[start of STORED ROWS]

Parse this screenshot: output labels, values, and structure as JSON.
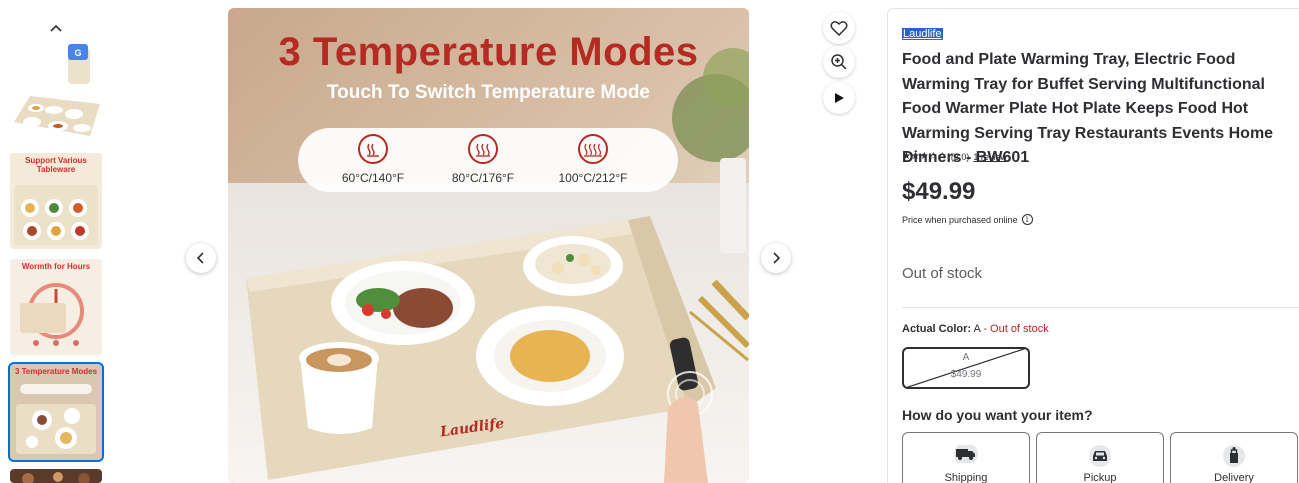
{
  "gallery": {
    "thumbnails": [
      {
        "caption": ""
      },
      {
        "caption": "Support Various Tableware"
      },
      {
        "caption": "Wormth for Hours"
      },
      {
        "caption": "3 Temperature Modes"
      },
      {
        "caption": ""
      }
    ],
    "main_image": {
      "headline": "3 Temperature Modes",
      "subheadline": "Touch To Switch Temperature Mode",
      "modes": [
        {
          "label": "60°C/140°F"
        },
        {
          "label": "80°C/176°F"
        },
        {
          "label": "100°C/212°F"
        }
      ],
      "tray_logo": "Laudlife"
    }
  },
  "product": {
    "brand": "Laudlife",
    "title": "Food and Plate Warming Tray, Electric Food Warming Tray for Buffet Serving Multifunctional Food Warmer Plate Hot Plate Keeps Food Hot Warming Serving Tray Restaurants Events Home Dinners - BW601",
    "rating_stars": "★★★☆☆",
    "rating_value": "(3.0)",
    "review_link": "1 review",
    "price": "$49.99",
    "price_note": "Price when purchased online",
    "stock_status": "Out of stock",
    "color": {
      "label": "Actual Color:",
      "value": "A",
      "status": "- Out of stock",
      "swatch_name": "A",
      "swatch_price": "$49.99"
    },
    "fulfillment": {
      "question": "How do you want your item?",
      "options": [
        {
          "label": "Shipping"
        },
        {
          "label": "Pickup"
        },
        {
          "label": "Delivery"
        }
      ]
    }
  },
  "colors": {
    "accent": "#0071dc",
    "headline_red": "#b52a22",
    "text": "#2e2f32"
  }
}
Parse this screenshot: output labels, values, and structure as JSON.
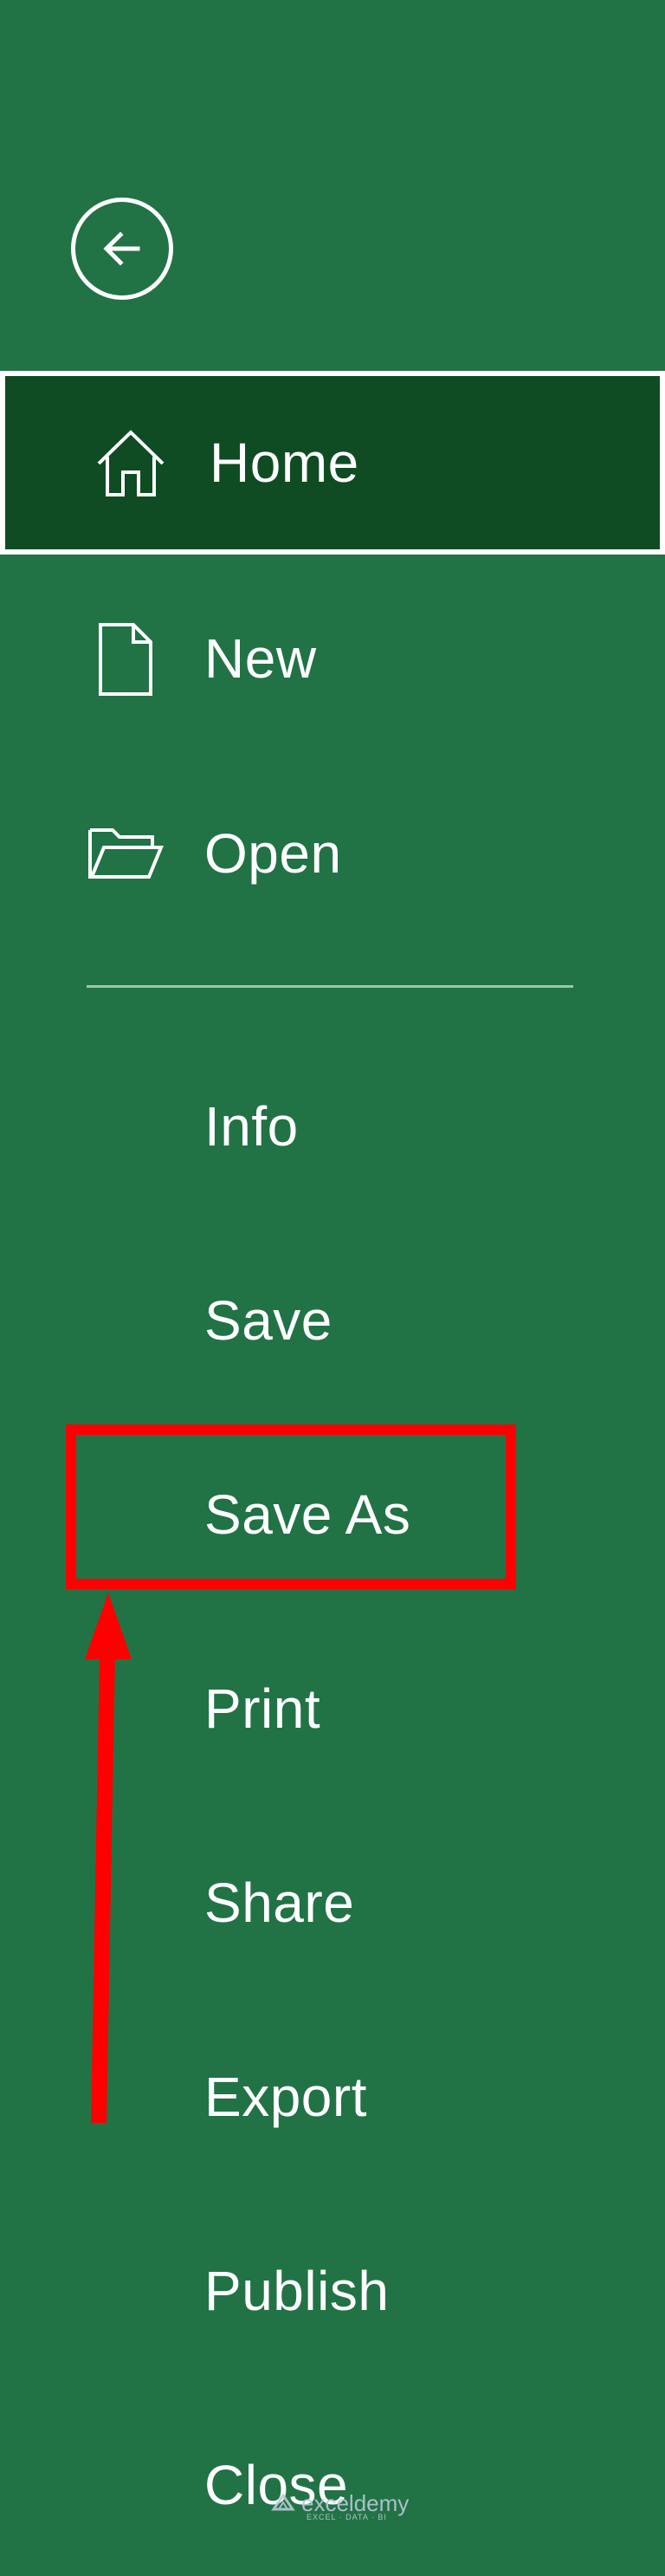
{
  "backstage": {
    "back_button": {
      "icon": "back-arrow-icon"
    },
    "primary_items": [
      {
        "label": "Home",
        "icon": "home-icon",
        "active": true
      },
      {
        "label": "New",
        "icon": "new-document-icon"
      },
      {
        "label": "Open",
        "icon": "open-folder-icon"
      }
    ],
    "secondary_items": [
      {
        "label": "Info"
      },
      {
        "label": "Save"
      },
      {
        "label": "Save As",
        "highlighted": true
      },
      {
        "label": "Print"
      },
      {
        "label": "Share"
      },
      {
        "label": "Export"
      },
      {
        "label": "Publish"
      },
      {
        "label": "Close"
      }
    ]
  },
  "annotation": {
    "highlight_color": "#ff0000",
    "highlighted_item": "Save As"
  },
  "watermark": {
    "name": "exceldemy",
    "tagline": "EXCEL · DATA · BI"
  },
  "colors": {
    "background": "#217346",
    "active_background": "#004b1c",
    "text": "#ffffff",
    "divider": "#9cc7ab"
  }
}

[end of STORED ROWS]

### [PROBLEM]
Write out every record above exactly as it stands, but leave out the pictures.

### [ANSWER TO THIS PROBLEM]
Parse this screenshot: output labels, values, and structure as JSON.
{
  "gallery": {
    "thumbnails": [
      {
        "caption": ""
      },
      {
        "caption": "Support Various Tableware"
      },
      {
        "caption": "Wormth for Hours"
      },
      {
        "caption": "3 Temperature Modes"
      },
      {
        "caption": ""
      }
    ],
    "main_image": {
      "headline": "3 Temperature Modes",
      "subheadline": "Touch To Switch Temperature Mode",
      "modes": [
        {
          "label": "60°C/140°F"
        },
        {
          "label": "80°C/176°F"
        },
        {
          "label": "100°C/212°F"
        }
      ],
      "tray_logo": "Laudlife"
    }
  },
  "product": {
    "brand": "Laudlife",
    "title": "Food and Plate Warming Tray, Electric Food Warming Tray for Buffet Serving Multifunctional Food Warmer Plate Hot Plate Keeps Food Hot Warming Serving Tray Restaurants Events Home Dinners - BW601",
    "rating_stars": "★★★☆☆",
    "rating_value": "(3.0)",
    "review_link": "1 review",
    "price": "$49.99",
    "price_note": "Price when purchased online",
    "stock_status": "Out of stock",
    "color": {
      "label": "Actual Color:",
      "value": "A",
      "status": "- Out of stock",
      "swatch_name": "A",
      "swatch_price": "$49.99"
    },
    "fulfillment": {
      "question": "How do you want your item?",
      "options": [
        {
          "label": "Shipping"
        },
        {
          "label": "Pickup"
        },
        {
          "label": "Delivery"
        }
      ]
    }
  },
  "colors": {
    "accent": "#0071dc",
    "headline_red": "#b52a22",
    "text": "#2e2f32"
  }
}
Parse this screenshot: output labels, values, and structure as JSON.
{
  "backstage": {
    "back_button": {
      "icon": "back-arrow-icon"
    },
    "primary_items": [
      {
        "label": "Home",
        "icon": "home-icon",
        "active": true
      },
      {
        "label": "New",
        "icon": "new-document-icon"
      },
      {
        "label": "Open",
        "icon": "open-folder-icon"
      }
    ],
    "secondary_items": [
      {
        "label": "Info"
      },
      {
        "label": "Save"
      },
      {
        "label": "Save As",
        "highlighted": true
      },
      {
        "label": "Print"
      },
      {
        "label": "Share"
      },
      {
        "label": "Export"
      },
      {
        "label": "Publish"
      },
      {
        "label": "Close"
      }
    ]
  },
  "annotation": {
    "highlight_color": "#ff0000",
    "highlighted_item": "Save As"
  },
  "watermark": {
    "name": "exceldemy",
    "tagline": "EXCEL · DATA · BI"
  },
  "colors": {
    "background": "#217346",
    "active_background": "#004b1c",
    "text": "#ffffff",
    "divider": "#9cc7ab"
  }
}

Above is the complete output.